***** Given information

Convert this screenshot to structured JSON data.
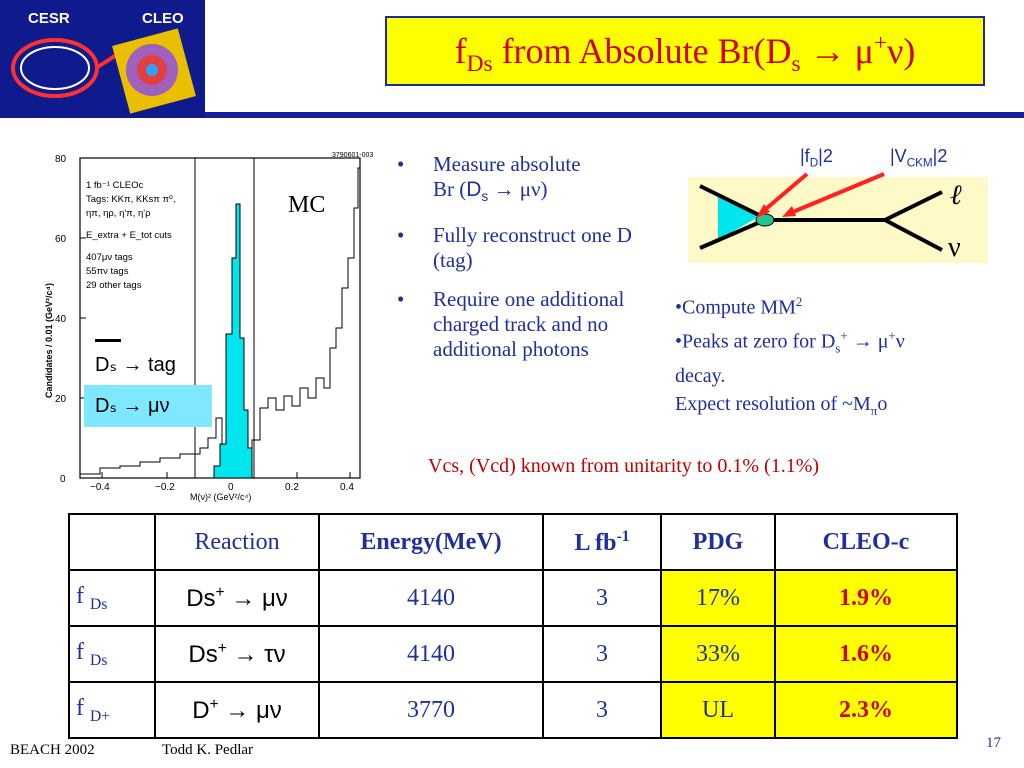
{
  "logo": {
    "cesr": "CESR",
    "cleo": "CLEO"
  },
  "title": {
    "main": "f",
    "sub": "Ds",
    "rest": " from Absolute Br(D",
    "sub2": "s",
    "arrow": " → μ",
    "sup": "+",
    "end": "ν)"
  },
  "plot": {
    "id_text": "3790601-003",
    "legend_lines": [
      "1 fb⁻¹ CLEOc",
      "Tags: KKπ, KKsπ π⁰,",
      "ηπ, ηρ, η'π, η'ρ",
      "E_extra + E_tot cuts",
      "407μν tags",
      "55πν tags",
      "29 other tags"
    ],
    "ylabel": "Candidates / 0.01 (GeV²/c⁴)",
    "xlabel": "M(ν)² (GeV²/c⁴)",
    "mc_label": "MC",
    "legend_tag": "Dₛ → tag",
    "legend_munu": "Dₛ → μν",
    "xticks": [
      "−0.4",
      "−0.2",
      "0",
      "0.2",
      "0.4"
    ],
    "yticks": [
      "0",
      "20",
      "40",
      "60",
      "80"
    ]
  },
  "bullets": {
    "b1_line1": "Measure absolute",
    "b1_line2a": "Br (",
    "b1_ds": "D",
    "b1_s": "s",
    "b1_rest": " → μν)",
    "b2": "Fully reconstruct one D (tag)",
    "b3": "Require one additional charged track and no additional photons"
  },
  "diagram": {
    "fd": "|f",
    "fd_sub": "D",
    "fd_sup": "|2",
    "vckm": "|V",
    "vckm_sub": "CKM",
    "vckm_sup": "|2",
    "ell": "ℓ",
    "nu": "ν"
  },
  "notes": {
    "n1": "•Compute MM",
    "n1_sup": "2",
    "n2a": "•Peaks at zero for D",
    "n2_sub": "s",
    "n2_sup": "+",
    "n2b": " → μ",
    "n2_sup2": "+",
    "n2c": "ν",
    "n3": "decay.",
    "n4a": "Expect resolution of ~M",
    "n4_sub": "π",
    "n4b": "o"
  },
  "vcs_note": "Vcs, (Vcd) known from unitarity to 0.1% (1.1%)",
  "table": {
    "headers": {
      "reaction": "Reaction",
      "energy": "Energy(MeV)",
      "lumi": "L fb",
      "lumi_sup": "-1",
      "pdg": "PDG",
      "cleoc": "CLEO-c"
    },
    "rows": [
      {
        "f": "f ",
        "fsub": "Ds",
        "reaction": "Ds",
        "rsup": "+",
        "rproc": " → μν",
        "energy": "4140",
        "lumi": "3",
        "pdg": "17%",
        "cleoc": "1.9%"
      },
      {
        "f": "f ",
        "fsub": "Ds",
        "reaction": "Ds",
        "rsup": "+",
        "rproc": " → τν",
        "energy": "4140",
        "lumi": "3",
        "pdg": "33%",
        "cleoc": "1.6%"
      },
      {
        "f": "f ",
        "fsub": "D+",
        "reaction": "D",
        "rsup": "+",
        "rproc": " → μν",
        "energy": "3770",
        "lumi": "3",
        "pdg": "UL",
        "cleoc": "2.3%"
      }
    ]
  },
  "footer": {
    "conf": "BEACH 2002",
    "author": "Todd K. Pedlar",
    "page": "17"
  },
  "colors": {
    "navy": "#0f1a8c",
    "title_red": "#d00000",
    "text_blue": "#1f2fa0",
    "highlight": "#ffff00",
    "cyan": "#00e5ee"
  }
}
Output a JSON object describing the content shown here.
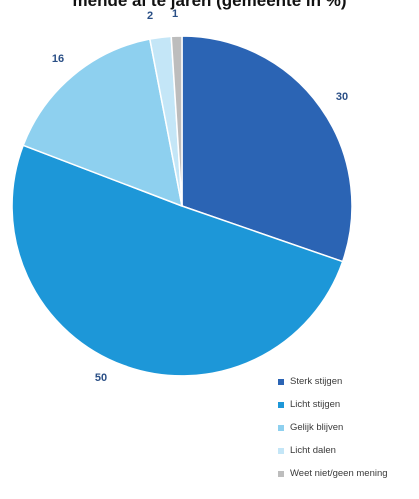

**********

» **What you will do**:
Copy every record above exactly, leaving out the pictures.

» **Reply to the task**:
Convert this screenshot to structured JSON data.
{
  "logo": {
    "cesr": "CESR",
    "cleo": "CLEO"
  },
  "title": {
    "main": "f",
    "sub": "Ds",
    "rest": " from Absolute Br(D",
    "sub2": "s",
    "arrow": " → μ",
    "sup": "+",
    "end": "ν)"
  },
  "plot": {
    "id_text": "3790601-003",
    "legend_lines": [
      "1 fb⁻¹ CLEOc",
      "Tags: KKπ, KKsπ π⁰,",
      "ηπ, ηρ, η'π, η'ρ",
      "E_extra + E_tot cuts",
      "407μν tags",
      "55πν tags",
      "29 other tags"
    ],
    "ylabel": "Candidates / 0.01 (GeV²/c⁴)",
    "xlabel": "M(ν)² (GeV²/c⁴)",
    "mc_label": "MC",
    "legend_tag": "Dₛ → tag",
    "legend_munu": "Dₛ → μν",
    "xticks": [
      "−0.4",
      "−0.2",
      "0",
      "0.2",
      "0.4"
    ],
    "yticks": [
      "0",
      "20",
      "40",
      "60",
      "80"
    ]
  },
  "bullets": {
    "b1_line1": "Measure absolute",
    "b1_line2a": "Br (",
    "b1_ds": "D",
    "b1_s": "s",
    "b1_rest": " → μν)",
    "b2": "Fully reconstruct one D (tag)",
    "b3": "Require one additional charged track and no additional photons"
  },
  "diagram": {
    "fd": "|f",
    "fd_sub": "D",
    "fd_sup": "|2",
    "vckm": "|V",
    "vckm_sub": "CKM",
    "vckm_sup": "|2",
    "ell": "ℓ",
    "nu": "ν"
  },
  "notes": {
    "n1": "•Compute MM",
    "n1_sup": "2",
    "n2a": "•Peaks at zero for D",
    "n2_sub": "s",
    "n2_sup": "+",
    "n2b": " → μ",
    "n2_sup2": "+",
    "n2c": "ν",
    "n3": "decay.",
    "n4a": "Expect resolution of ~M",
    "n4_sub": "π",
    "n4b": "o"
  },
  "vcs_note": "Vcs, (Vcd) known from unitarity to 0.1% (1.1%)",
  "table": {
    "headers": {
      "reaction": "Reaction",
      "energy": "Energy(MeV)",
      "lumi": "L fb",
      "lumi_sup": "-1",
      "pdg": "PDG",
      "cleoc": "CLEO-c"
    },
    "rows": [
      {
        "f": "f ",
        "fsub": "Ds",
        "reaction": "Ds",
        "rsup": "+",
        "rproc": " → μν",
        "energy": "4140",
        "lumi": "3",
        "pdg": "17%",
        "cleoc": "1.9%"
      },
      {
        "f": "f ",
        "fsub": "Ds",
        "reaction": "Ds",
        "rsup": "+",
        "rproc": " → τν",
        "energy": "4140",
        "lumi": "3",
        "pdg": "33%",
        "cleoc": "1.6%"
      },
      {
        "f": "f ",
        "fsub": "D+",
        "reaction": "D",
        "rsup": "+",
        "rproc": " → μν",
        "energy": "3770",
        "lumi": "3",
        "pdg": "UL",
        "cleoc": "2.3%"
      }
    ]
  },
  "footer": {
    "conf": "BEACH 2002",
    "author": "Todd K. Pedlar",
    "page": "17"
  },
  "colors": {
    "navy": "#0f1a8c",
    "title_red": "#d00000",
    "text_blue": "#1f2fa0",
    "highlight": "#ffff00",
    "cyan": "#00e5ee"
  }
}
Output a JSON object describing the content shown here.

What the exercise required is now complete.